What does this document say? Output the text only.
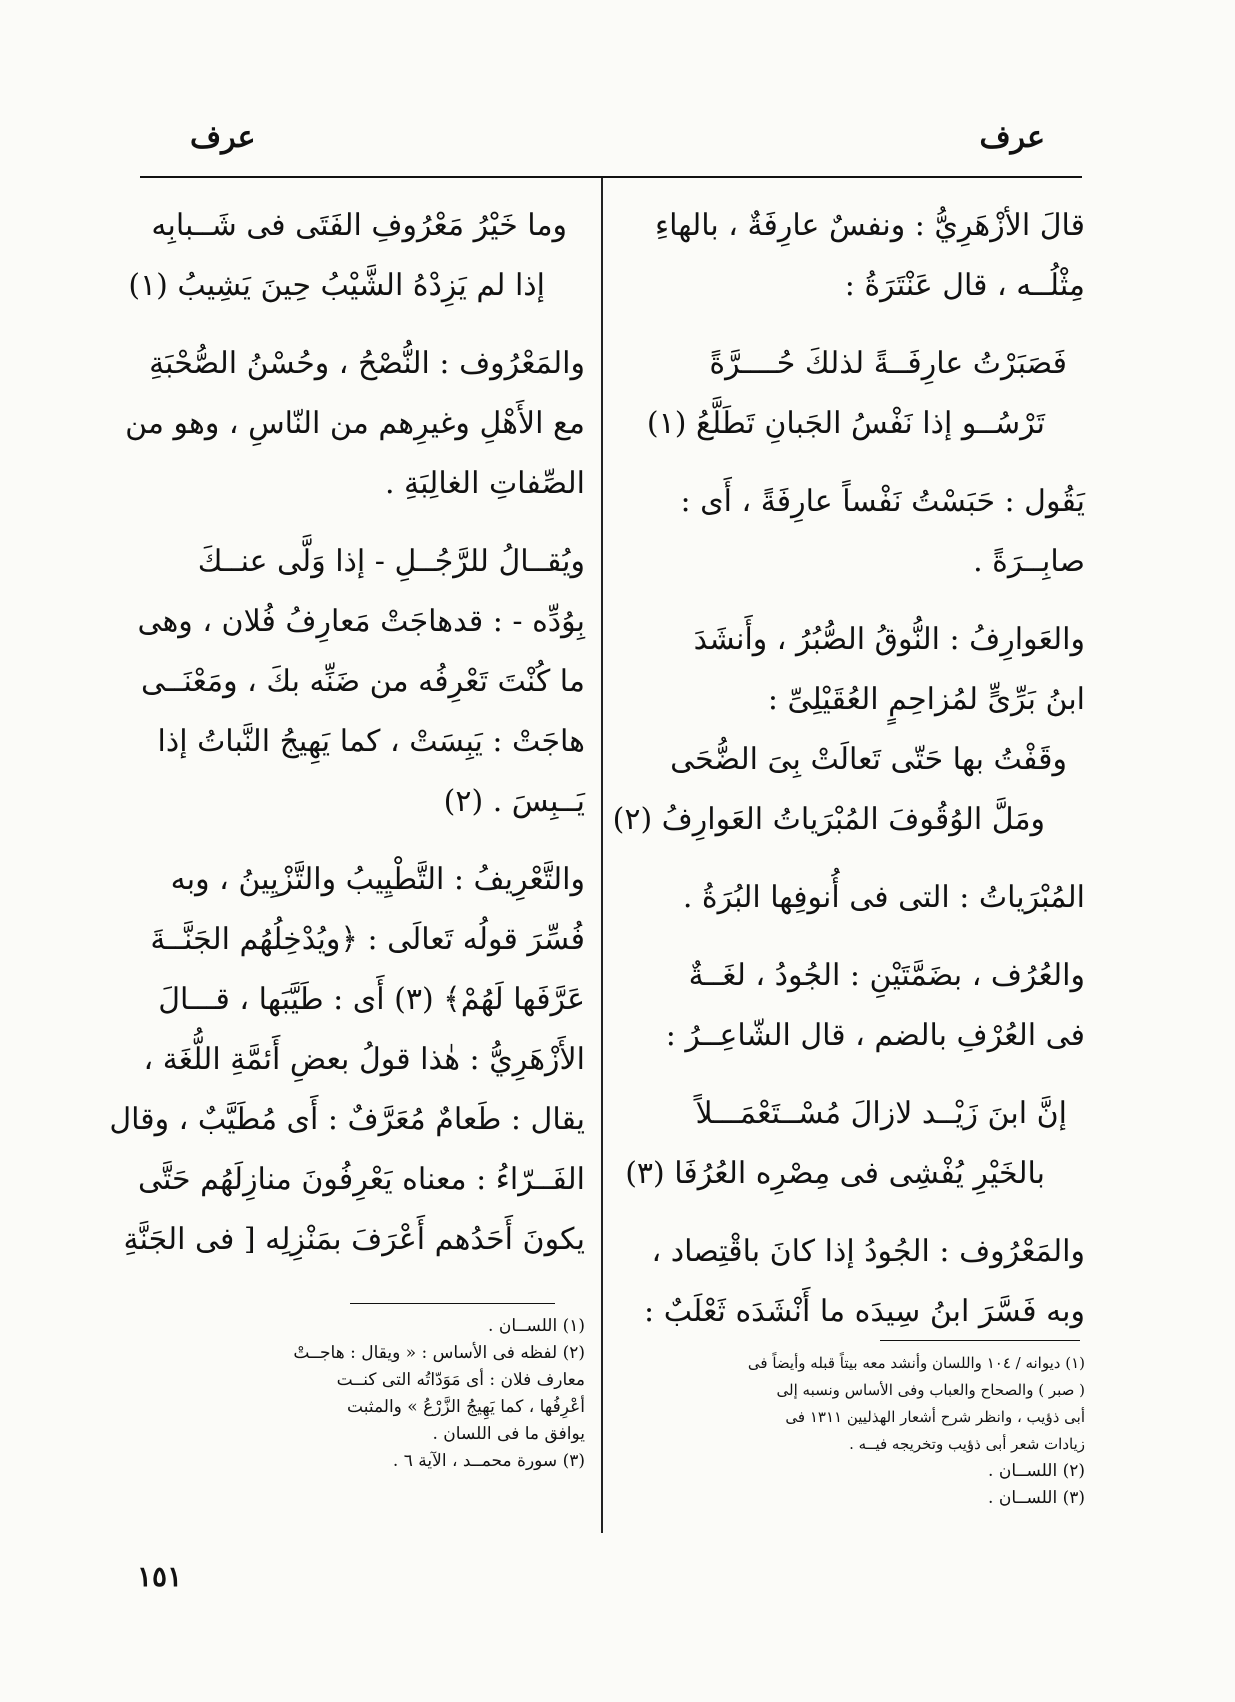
عرف
عرف
قالَ الأزْهَرِيُّ : ونفسٌ عارِفَةٌ ، بالهاءِ
مِثْلُــه ، قال عَنْتَرَةُ :
فَصَبَرْتُ عارِفَــةً لذلكَ حُــــرَّةً
تَرْسُــو إذا نَفْسُ الجَبانِ تَطَلَّعُ (١)
يَقُول : حَبَسْتُ نَفْساً عارِفَةً ، أَى :
صابِــرَةً .
والعَوارِفُ : النُّوقُ الصُّبُرُ ، وأَنشَدَ
ابنُ بَرِّىٍّ لمُزاحِمٍ العُقَيْلِىِّ :
وقَفْتُ بها حَتّى تَعالَتْ بِىَ الضُّحَى
ومَلَّ الوُقُوفَ المُبْرَياتُ العَوارِفُ (٢)
المُبْرَياتُ : التى فى أُنوفِها البُرَةُ .
والعُرُف ، بضَمَّتَيْنِ : الجُودُ ، لغَــةٌ
فى العُرْفِ بالضم ، قال الشّاعِــرُ :
إنَّ ابنَ زَيْــد لازالَ مُسْــتَعْمَـــلاً
بالخَيْرِ يُفْشِى فى مِصْرِه العُرُفَا (٣)
والمَعْرُوف : الجُودُ إذا كانَ باقْتِصاد ،
وبه فَسَّرَ ابنُ سِيدَه ما أَنْشَدَه ثَعْلَبٌ :
وما خَيْرُ مَعْرُوفِ الفَتَى فى شَــبابِه
إذا لم يَزِدْهُ الشَّيْبُ حِينَ يَشِيبُ (١)
والمَعْرُوف : النُّصْحُ ، وحُسْنُ الصُّحْبَةِ
مع الأَهْلِ وغيرِهم من النّاسِ ، وهو من
الصِّفاتِ الغالِبَةِ .
ويُقــالُ للرَّجُــلِ - إذا وَلَّى عنــكَ
بِوُدِّه - : قدهاجَتْ مَعارِفُ فُلان ، وهى
ما كُنْتَ تَعْرِفُه من ضَنِّه بكَ ، ومَعْنَــى
هاجَتْ : يَبِسَتْ ، كما يَهِيجُ النَّباتُ إذا
يَــبِسَ . (٢)
والتَّعْرِيفُ : التَّطْيِيبُ والتَّزْيِينُ ، وبه
فُسِّرَ قولُه تَعالَى : ﴿ويُدْخِلُهُم الجَنَّــةَ
عَرَّفَها لَهُمْ﴾ (٣) أَى : طَيَّبَها ، قـــالَ
الأَزْهَرِيُّ : هٰذا قولُ بعضِ أَئمَّةِ اللُّغَة ،
يقال : طَعامٌ مُعَرَّفٌ : أَى مُطَيَّبٌ ، وقال
الفَــرّاءُ : معناه يَعْرِفُونَ منازِلَهُم حَتَّى
يكونَ أَحَدُهم أَعْرَفَ بمَنْزِلِه [ فى الجَنَّةِ
(١) ديوانه / ١٠٤ واللسان وأنشد معه بيتاً قبله وأيضاً فى
( صبر ) والصحاح والعباب وفى الأساس ونسبه إلى
أبى ذؤيب ، وانظر شرح أشعار الهذليين ١٣١١ فى
زيادات شعر أبى ذؤيب وتخريجه فيــه .
(٢) اللســان .
(٣) اللســان .
(١) اللســان .
(٢) لفظه فى الأساس : « ويقال : هاجــتْ
معارف فلان : أى مَوَدّاتُه التى كنــت
أعْرِفُها ، كما يَهِيجُ الزَّرْعُ » والمثبت
يوافق ما فى اللسان .
(٣) سورة محمــد ، الآية ٦ .
١٥١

::::::

* SHORT PROBLEM
Make an exact copy of every entry above, minus the images.

* EXERCISE SOLUTION
What does this document say? Output the text only.
عرف
عرف
قالَ الأزْهَرِيُّ : ونفسٌ عارِفَةٌ ، بالهاءِ
مِثْلُــه ، قال عَنْتَرَةُ :
فَصَبَرْتُ عارِفَــةً لذلكَ حُــــرَّةً
تَرْسُــو إذا نَفْسُ الجَبانِ تَطَلَّعُ (١)
يَقُول : حَبَسْتُ نَفْساً عارِفَةً ، أَى :
صابِــرَةً .
والعَوارِفُ : النُّوقُ الصُّبُرُ ، وأَنشَدَ
ابنُ بَرِّىٍّ لمُزاحِمٍ العُقَيْلِىِّ :
وقَفْتُ بها حَتّى تَعالَتْ بِىَ الضُّحَى
ومَلَّ الوُقُوفَ المُبْرَياتُ العَوارِفُ (٢)
المُبْرَياتُ : التى فى أُنوفِها البُرَةُ .
والعُرُف ، بضَمَّتَيْنِ : الجُودُ ، لغَــةٌ
فى العُرْفِ بالضم ، قال الشّاعِــرُ :
إنَّ ابنَ زَيْــد لازالَ مُسْــتَعْمَـــلاً
بالخَيْرِ يُفْشِى فى مِصْرِه العُرُفَا (٣)
والمَعْرُوف : الجُودُ إذا كانَ باقْتِصاد ،
وبه فَسَّرَ ابنُ سِيدَه ما أَنْشَدَه ثَعْلَبٌ :
وما خَيْرُ مَعْرُوفِ الفَتَى فى شَــبابِه
إذا لم يَزِدْهُ الشَّيْبُ حِينَ يَشِيبُ (١)
والمَعْرُوف : النُّصْحُ ، وحُسْنُ الصُّحْبَةِ
مع الأَهْلِ وغيرِهم من النّاسِ ، وهو من
الصِّفاتِ الغالِبَةِ .
ويُقــالُ للرَّجُــلِ - إذا وَلَّى عنــكَ
بِوُدِّه - : قدهاجَتْ مَعارِفُ فُلان ، وهى
ما كُنْتَ تَعْرِفُه من ضَنِّه بكَ ، ومَعْنَــى
هاجَتْ : يَبِسَتْ ، كما يَهِيجُ النَّباتُ إذا
يَــبِسَ . (٢)
والتَّعْرِيفُ : التَّطْيِيبُ والتَّزْيِينُ ، وبه
فُسِّرَ قولُه تَعالَى : ﴿ويُدْخِلُهُم الجَنَّــةَ
عَرَّفَها لَهُمْ﴾ (٣) أَى : طَيَّبَها ، قـــالَ
الأَزْهَرِيُّ : هٰذا قولُ بعضِ أَئمَّةِ اللُّغَة ،
يقال : طَعامٌ مُعَرَّفٌ : أَى مُطَيَّبٌ ، وقال
الفَــرّاءُ : معناه يَعْرِفُونَ منازِلَهُم حَتَّى
يكونَ أَحَدُهم أَعْرَفَ بمَنْزِلِه [ فى الجَنَّةِ
(١) ديوانه / ١٠٤ واللسان وأنشد معه بيتاً قبله وأيضاً فى
( صبر ) والصحاح والعباب وفى الأساس ونسبه إلى
أبى ذؤيب ، وانظر شرح أشعار الهذليين ١٣١١ فى
زيادات شعر أبى ذؤيب وتخريجه فيــه .
(٢) اللســان .
(٣) اللســان .
(١) اللســان .
(٢) لفظه فى الأساس : « ويقال : هاجــتْ
معارف فلان : أى مَوَدّاتُه التى كنــت
أعْرِفُها ، كما يَهِيجُ الزَّرْعُ » والمثبت
يوافق ما فى اللسان .
(٣) سورة محمــد ، الآية ٦ .
١٥١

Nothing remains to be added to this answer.